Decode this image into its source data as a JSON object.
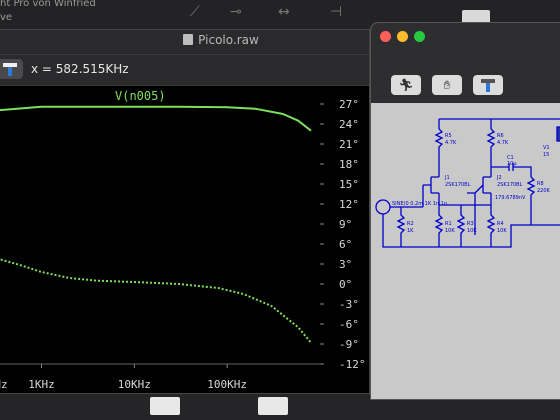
{
  "background": {
    "header_line1": "ht Pro von Winfried",
    "header_line2": "ve"
  },
  "plot_window": {
    "title": "Picolo.raw",
    "cursor_readout": "x = 582.515KHz",
    "trace_label": "V(n005)",
    "probe_icon": "probe-hammer-icon",
    "y_ticks": [
      "27°",
      "24°",
      "21°",
      "18°",
      "15°",
      "12°",
      "9°",
      "6°",
      "3°",
      "0°",
      "-3°",
      "-6°",
      "-9°",
      "-12°"
    ],
    "x_ticks": [
      "Hz",
      "1KHz",
      "10KHz",
      "100KHz"
    ]
  },
  "schematic_window": {
    "traffic_lights": [
      "#ff5f57",
      "#febc2e",
      "#28c840"
    ],
    "tools": [
      "run-icon",
      "pan-hand-icon",
      "probe-hammer-icon"
    ],
    "labels": {
      "r5": "R5",
      "r5v": "4.7K",
      "r6": "R6",
      "r6v": "4.7K",
      "r8": "R8",
      "r8v": "220K",
      "c1": "C1",
      "c1v": "10μ",
      "j1": "J1",
      "j1v": "2SK170BL",
      "j2": "J2",
      "j2v": "2SK170BL",
      "r1": "R1",
      "r1v": "10K",
      "r2": "R2",
      "r2v": "1K",
      "r3": "R3",
      "r3v": "10K",
      "r4": "R4",
      "r4v": "10K",
      "source": "SINE(0 0.2m 1K 1n 1n",
      "meas": "179.6789nV",
      "vcc": "V1",
      "vcc_val": "15"
    }
  },
  "chart_data": {
    "type": "line",
    "title": "",
    "trace": "V(n005)",
    "x_scale": "log",
    "xlim": [
      300,
      1000000
    ],
    "ylim": [
      -12,
      27
    ],
    "ylabel_unit": "degrees",
    "series": [
      {
        "name": "V(n005)",
        "style": "solid",
        "color": "#7ee05a",
        "x": [
          300,
          1000,
          3000,
          10000,
          30000,
          100000,
          200000,
          400000,
          582515,
          800000
        ],
        "y": [
          26.0,
          26.6,
          26.6,
          26.6,
          26.6,
          26.5,
          26.3,
          25.5,
          24.5,
          23.0
        ]
      },
      {
        "name": "V(n005) phase",
        "style": "dotted",
        "color": "#7ee05a",
        "x": [
          300,
          600,
          1000,
          2000,
          4000,
          10000,
          30000,
          80000,
          150000,
          300000,
          582515,
          800000
        ],
        "y": [
          4.0,
          2.8,
          1.8,
          0.9,
          0.5,
          0.3,
          0.0,
          -0.6,
          -1.5,
          -3.3,
          -6.5,
          -8.8
        ]
      }
    ]
  }
}
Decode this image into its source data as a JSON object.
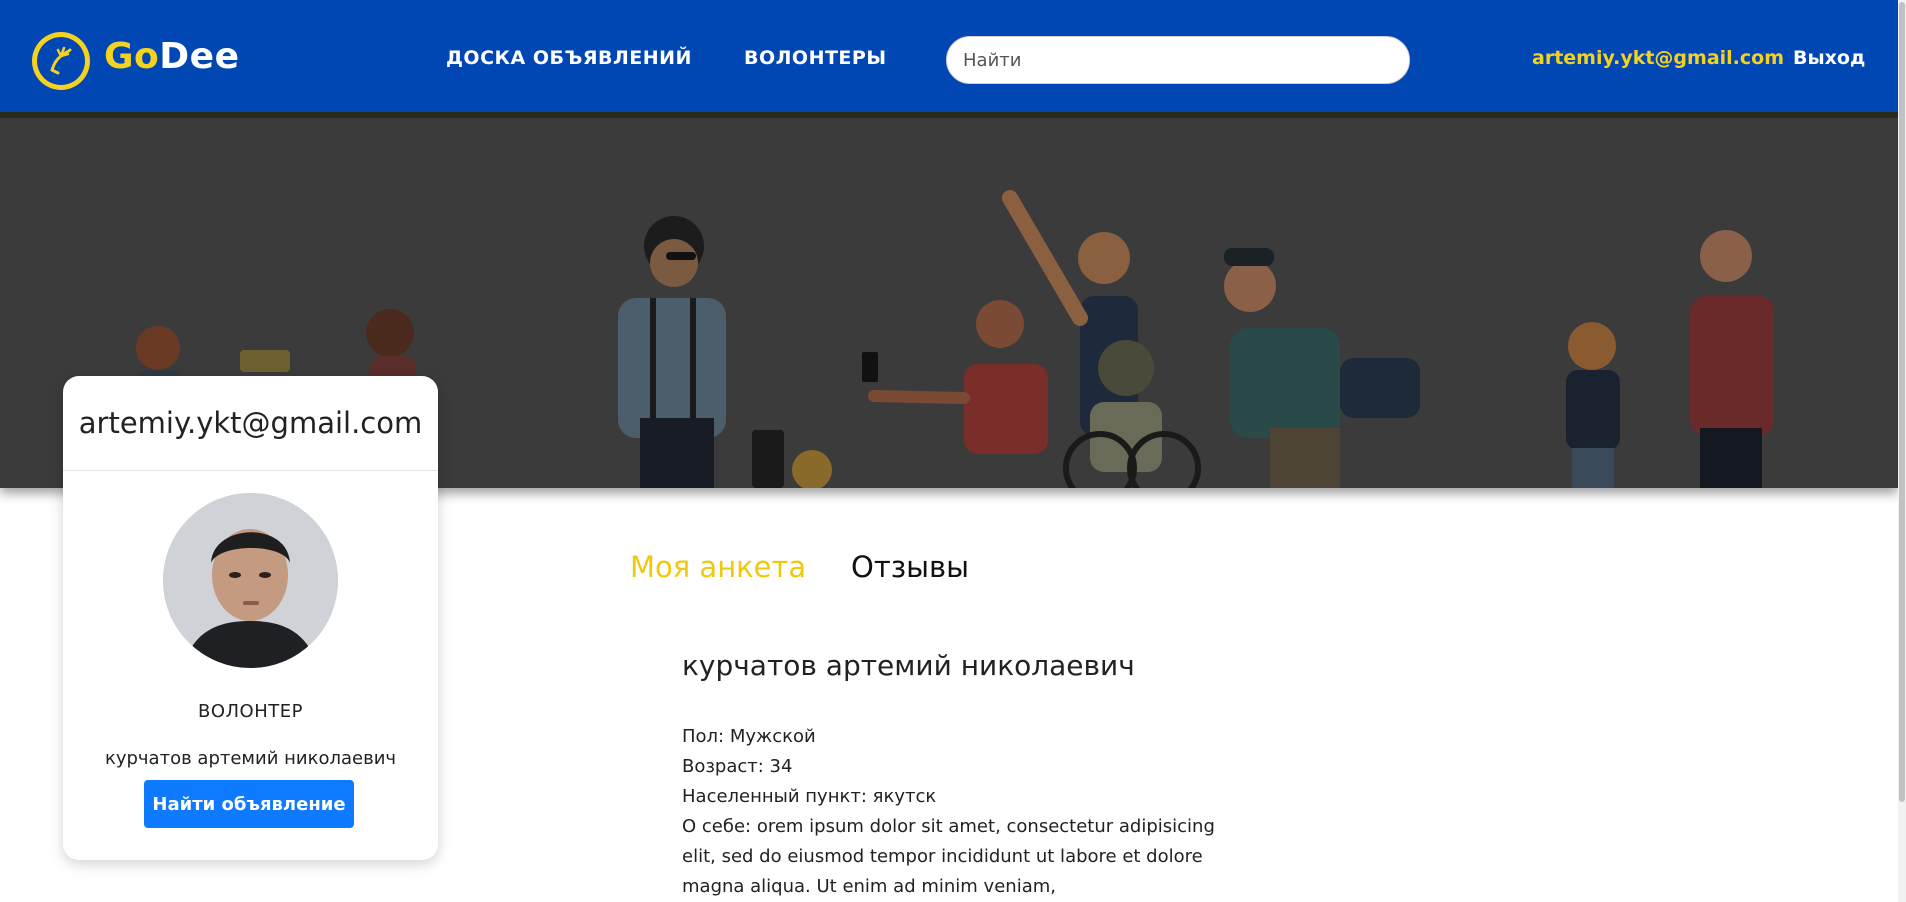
{
  "header": {
    "logo_go": "Go",
    "logo_dee": "Dee",
    "nav": [
      {
        "label": "ДОСКА ОБЪЯВЛЕНИЙ"
      },
      {
        "label": "ВОЛОНТЕРЫ"
      }
    ],
    "search_placeholder": "Найти",
    "user_email": "artemiy.ykt@gmail.com",
    "logout_label": "Выход"
  },
  "colors": {
    "header_bg": "#0047b3",
    "accent_yellow": "#f4d21f",
    "button_blue": "#0d7aff",
    "banner_bg": "#3b3b3b"
  },
  "card": {
    "email": "artemiy.ykt@gmail.com",
    "role": "ВОЛОНТЕР",
    "name": "курчатов артемий николаевич",
    "button_label": "Найти объявление"
  },
  "tabs": [
    {
      "label": "Моя анкета",
      "active": true
    },
    {
      "label": "Отзывы",
      "active": false
    }
  ],
  "profile": {
    "full_name": "курчатов артемий николаевич",
    "gender": "Пол: Мужской",
    "age": "Возраст: 34",
    "city": "Населенный пункт: якутск",
    "about": "О себе: orem ipsum dolor sit amet, consectetur adipisicing elit, sed do eiusmod tempor incididunt ut labore et dolore magna aliqua. Ut enim ad minim veniam,"
  }
}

◆ Work to complete:
Check each line of the records above for "probe", and copy those that have it.

◆ Exercise response:
    "probe_icon": "probe-hammer-icon",
      "probe-hammer-icon"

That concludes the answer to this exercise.